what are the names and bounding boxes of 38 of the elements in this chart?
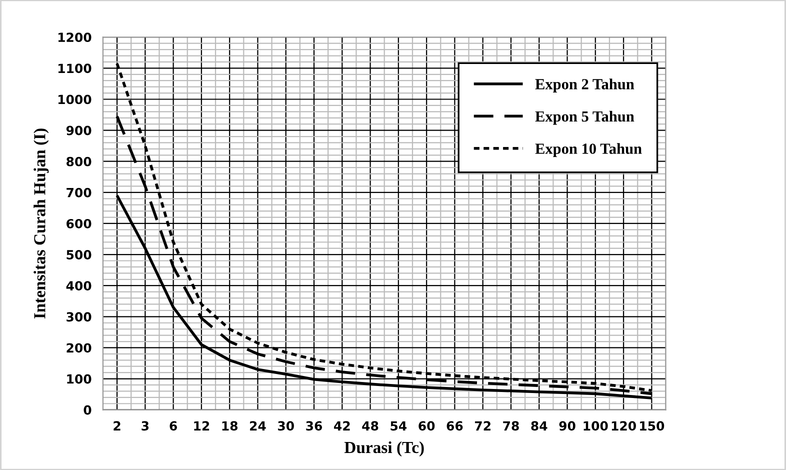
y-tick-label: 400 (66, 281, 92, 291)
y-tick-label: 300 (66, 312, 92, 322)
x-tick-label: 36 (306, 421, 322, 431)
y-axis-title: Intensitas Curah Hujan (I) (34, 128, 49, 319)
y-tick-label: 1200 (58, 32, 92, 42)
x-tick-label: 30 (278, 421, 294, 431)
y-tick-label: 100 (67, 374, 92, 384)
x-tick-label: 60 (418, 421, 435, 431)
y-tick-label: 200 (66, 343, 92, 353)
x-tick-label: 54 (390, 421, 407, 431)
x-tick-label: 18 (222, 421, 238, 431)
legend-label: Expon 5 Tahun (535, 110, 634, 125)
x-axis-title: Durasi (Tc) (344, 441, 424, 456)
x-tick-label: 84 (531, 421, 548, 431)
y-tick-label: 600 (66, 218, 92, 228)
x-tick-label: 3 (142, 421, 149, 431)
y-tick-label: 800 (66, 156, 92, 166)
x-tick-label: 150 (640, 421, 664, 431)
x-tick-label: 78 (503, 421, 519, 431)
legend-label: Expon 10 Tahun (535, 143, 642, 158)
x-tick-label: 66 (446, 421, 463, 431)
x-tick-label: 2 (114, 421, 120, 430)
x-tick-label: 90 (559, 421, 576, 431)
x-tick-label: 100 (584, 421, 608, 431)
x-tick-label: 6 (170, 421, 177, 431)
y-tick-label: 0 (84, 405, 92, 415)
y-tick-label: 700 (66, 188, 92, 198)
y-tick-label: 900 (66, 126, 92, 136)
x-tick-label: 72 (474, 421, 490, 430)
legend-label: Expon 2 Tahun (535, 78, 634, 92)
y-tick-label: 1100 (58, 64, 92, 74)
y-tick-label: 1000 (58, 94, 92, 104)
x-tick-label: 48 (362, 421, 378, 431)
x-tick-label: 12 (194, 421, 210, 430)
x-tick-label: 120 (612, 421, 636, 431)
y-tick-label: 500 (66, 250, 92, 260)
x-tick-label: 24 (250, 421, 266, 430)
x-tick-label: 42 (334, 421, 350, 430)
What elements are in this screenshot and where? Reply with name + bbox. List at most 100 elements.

---

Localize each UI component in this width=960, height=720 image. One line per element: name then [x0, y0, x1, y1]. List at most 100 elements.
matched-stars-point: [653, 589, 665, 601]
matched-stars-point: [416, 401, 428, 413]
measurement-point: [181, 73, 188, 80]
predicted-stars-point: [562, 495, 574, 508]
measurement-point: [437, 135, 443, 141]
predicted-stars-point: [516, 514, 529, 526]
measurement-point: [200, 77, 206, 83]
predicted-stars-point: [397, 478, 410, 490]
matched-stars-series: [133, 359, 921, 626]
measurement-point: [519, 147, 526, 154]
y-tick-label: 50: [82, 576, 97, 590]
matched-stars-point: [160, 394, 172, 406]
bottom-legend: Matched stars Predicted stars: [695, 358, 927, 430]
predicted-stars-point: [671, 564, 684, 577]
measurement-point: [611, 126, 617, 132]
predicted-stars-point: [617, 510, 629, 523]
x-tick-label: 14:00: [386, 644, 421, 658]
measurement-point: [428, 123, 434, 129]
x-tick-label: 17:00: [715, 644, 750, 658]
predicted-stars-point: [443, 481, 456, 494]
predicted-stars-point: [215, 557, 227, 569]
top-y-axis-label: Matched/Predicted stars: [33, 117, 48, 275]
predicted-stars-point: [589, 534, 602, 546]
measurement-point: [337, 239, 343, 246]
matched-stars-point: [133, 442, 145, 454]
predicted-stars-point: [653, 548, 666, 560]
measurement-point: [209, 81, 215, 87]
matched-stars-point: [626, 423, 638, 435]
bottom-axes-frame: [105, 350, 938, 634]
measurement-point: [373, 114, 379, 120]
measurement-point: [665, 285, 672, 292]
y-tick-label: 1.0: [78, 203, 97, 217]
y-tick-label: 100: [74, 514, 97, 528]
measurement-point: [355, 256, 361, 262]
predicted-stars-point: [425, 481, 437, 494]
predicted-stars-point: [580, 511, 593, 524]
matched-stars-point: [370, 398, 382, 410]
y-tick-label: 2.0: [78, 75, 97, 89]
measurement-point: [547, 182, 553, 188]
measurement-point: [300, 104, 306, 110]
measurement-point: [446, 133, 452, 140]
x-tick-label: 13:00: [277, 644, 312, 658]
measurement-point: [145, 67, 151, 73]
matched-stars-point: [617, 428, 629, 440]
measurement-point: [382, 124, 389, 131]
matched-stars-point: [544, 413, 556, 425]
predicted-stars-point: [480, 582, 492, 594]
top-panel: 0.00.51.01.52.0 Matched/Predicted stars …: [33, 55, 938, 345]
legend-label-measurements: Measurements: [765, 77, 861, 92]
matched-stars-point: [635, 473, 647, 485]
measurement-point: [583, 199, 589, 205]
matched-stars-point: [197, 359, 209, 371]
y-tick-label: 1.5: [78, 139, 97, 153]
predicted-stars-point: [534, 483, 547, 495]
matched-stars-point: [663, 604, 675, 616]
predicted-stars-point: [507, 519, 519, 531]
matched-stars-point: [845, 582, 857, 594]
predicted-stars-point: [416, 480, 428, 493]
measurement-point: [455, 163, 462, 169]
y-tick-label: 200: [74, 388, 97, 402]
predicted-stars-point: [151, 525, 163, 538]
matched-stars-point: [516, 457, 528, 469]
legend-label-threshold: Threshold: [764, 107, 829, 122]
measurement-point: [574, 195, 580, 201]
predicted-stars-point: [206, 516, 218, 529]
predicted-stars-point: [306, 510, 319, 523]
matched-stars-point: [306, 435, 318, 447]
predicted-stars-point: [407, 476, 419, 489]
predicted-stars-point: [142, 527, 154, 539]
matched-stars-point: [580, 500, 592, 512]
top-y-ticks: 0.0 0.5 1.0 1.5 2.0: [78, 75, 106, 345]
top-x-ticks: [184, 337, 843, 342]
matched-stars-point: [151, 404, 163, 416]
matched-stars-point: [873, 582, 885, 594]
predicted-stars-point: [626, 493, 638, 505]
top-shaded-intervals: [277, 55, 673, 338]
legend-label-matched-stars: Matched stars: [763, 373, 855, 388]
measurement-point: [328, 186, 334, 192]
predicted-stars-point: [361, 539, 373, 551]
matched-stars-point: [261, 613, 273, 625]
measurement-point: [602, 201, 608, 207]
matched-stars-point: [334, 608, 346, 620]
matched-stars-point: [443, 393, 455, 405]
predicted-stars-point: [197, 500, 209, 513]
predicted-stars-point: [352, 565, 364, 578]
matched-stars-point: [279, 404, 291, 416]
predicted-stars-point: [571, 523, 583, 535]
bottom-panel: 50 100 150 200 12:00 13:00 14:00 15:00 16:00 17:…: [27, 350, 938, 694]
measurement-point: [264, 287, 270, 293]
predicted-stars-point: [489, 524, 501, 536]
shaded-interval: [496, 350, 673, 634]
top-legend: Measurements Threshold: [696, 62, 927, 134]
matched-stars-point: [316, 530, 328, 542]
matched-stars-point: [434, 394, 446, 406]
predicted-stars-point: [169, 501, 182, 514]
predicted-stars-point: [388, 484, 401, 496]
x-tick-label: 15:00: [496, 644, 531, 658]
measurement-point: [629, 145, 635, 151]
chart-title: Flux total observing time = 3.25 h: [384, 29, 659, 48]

---

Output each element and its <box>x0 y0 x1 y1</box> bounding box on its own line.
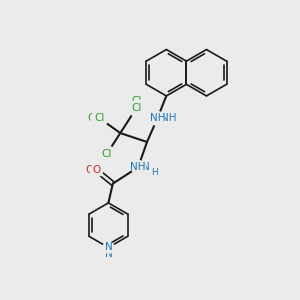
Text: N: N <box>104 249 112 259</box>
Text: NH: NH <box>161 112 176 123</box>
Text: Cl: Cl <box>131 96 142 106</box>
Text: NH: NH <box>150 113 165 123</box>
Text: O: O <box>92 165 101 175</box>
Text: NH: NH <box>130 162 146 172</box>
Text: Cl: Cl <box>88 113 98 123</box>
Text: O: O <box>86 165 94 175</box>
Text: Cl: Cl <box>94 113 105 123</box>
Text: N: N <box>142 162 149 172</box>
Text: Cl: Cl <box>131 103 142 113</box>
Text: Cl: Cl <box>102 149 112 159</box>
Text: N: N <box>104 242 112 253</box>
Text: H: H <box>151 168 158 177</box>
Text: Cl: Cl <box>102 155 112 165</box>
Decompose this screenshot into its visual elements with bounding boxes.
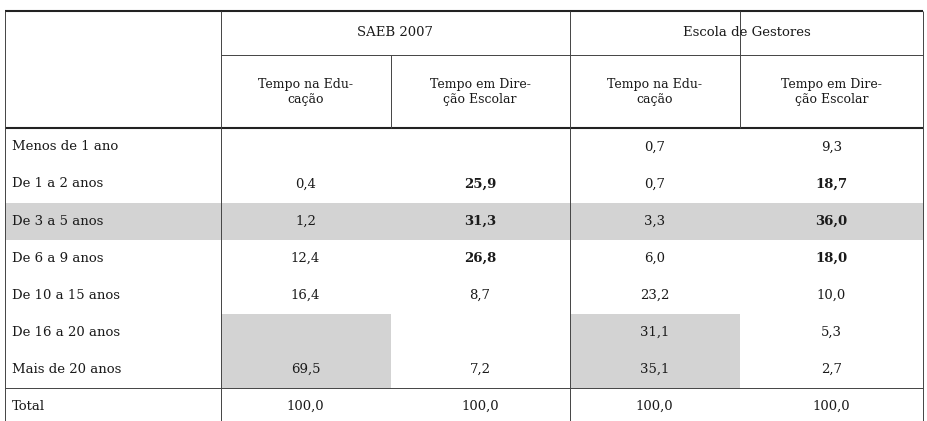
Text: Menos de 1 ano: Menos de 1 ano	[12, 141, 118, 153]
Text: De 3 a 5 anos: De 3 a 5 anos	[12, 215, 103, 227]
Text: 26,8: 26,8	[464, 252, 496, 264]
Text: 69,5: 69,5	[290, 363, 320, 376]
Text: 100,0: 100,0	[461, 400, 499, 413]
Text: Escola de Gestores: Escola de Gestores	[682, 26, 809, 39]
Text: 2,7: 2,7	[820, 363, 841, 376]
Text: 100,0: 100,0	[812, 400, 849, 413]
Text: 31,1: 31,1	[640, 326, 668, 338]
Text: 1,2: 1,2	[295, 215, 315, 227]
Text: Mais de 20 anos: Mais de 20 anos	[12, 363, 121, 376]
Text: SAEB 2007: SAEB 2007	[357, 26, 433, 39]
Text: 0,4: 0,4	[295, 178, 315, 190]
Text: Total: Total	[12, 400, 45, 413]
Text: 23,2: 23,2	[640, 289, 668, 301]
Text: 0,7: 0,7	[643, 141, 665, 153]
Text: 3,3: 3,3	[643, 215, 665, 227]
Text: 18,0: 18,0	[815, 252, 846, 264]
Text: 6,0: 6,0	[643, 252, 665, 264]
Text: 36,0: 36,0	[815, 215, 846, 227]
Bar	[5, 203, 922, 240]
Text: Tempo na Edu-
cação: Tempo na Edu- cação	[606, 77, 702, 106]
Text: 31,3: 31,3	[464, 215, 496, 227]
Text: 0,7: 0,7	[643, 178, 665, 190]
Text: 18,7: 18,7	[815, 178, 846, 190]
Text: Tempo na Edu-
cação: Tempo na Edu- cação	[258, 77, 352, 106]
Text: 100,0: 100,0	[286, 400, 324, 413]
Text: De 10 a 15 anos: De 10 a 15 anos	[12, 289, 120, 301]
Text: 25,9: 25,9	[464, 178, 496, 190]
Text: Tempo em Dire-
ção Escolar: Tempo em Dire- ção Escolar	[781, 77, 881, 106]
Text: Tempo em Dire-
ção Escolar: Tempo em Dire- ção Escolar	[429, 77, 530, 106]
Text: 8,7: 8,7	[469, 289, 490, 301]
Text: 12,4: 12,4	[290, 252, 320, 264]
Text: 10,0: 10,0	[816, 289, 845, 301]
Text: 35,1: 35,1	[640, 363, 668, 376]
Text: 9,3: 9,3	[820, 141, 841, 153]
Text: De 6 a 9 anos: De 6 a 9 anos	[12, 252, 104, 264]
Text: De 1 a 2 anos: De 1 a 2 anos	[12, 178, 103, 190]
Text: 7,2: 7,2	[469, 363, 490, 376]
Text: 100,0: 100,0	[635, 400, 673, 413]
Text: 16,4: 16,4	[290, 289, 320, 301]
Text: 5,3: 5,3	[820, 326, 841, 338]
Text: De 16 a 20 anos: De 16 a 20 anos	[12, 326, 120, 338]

Written task:
Output as a JSON list of strings the lines starting at the one containing "Text: N: N <box>104 249 112 259</box>" and ending at the one containing "Text: N: N <box>104 242 112 253</box>", one string per line and both ends included. Leave out blank lines and include no other lines.

Answer to this task:
[
  "Text: N: N <box>104 249 112 259</box>",
  "Text: NH: NH <box>161 112 176 123</box>",
  "Text: Cl: Cl <box>131 96 142 106</box>",
  "Text: NH: NH <box>150 113 165 123</box>",
  "Text: O: O <box>92 165 101 175</box>",
  "Text: NH: NH <box>130 162 146 172</box>",
  "Text: Cl: Cl <box>88 113 98 123</box>",
  "Text: O: O <box>86 165 94 175</box>",
  "Text: Cl: Cl <box>94 113 105 123</box>",
  "Text: N: N <box>142 162 149 172</box>",
  "Text: Cl: Cl <box>131 103 142 113</box>",
  "Text: Cl: Cl <box>102 149 112 159</box>",
  "Text: N: N <box>104 242 112 253</box>"
]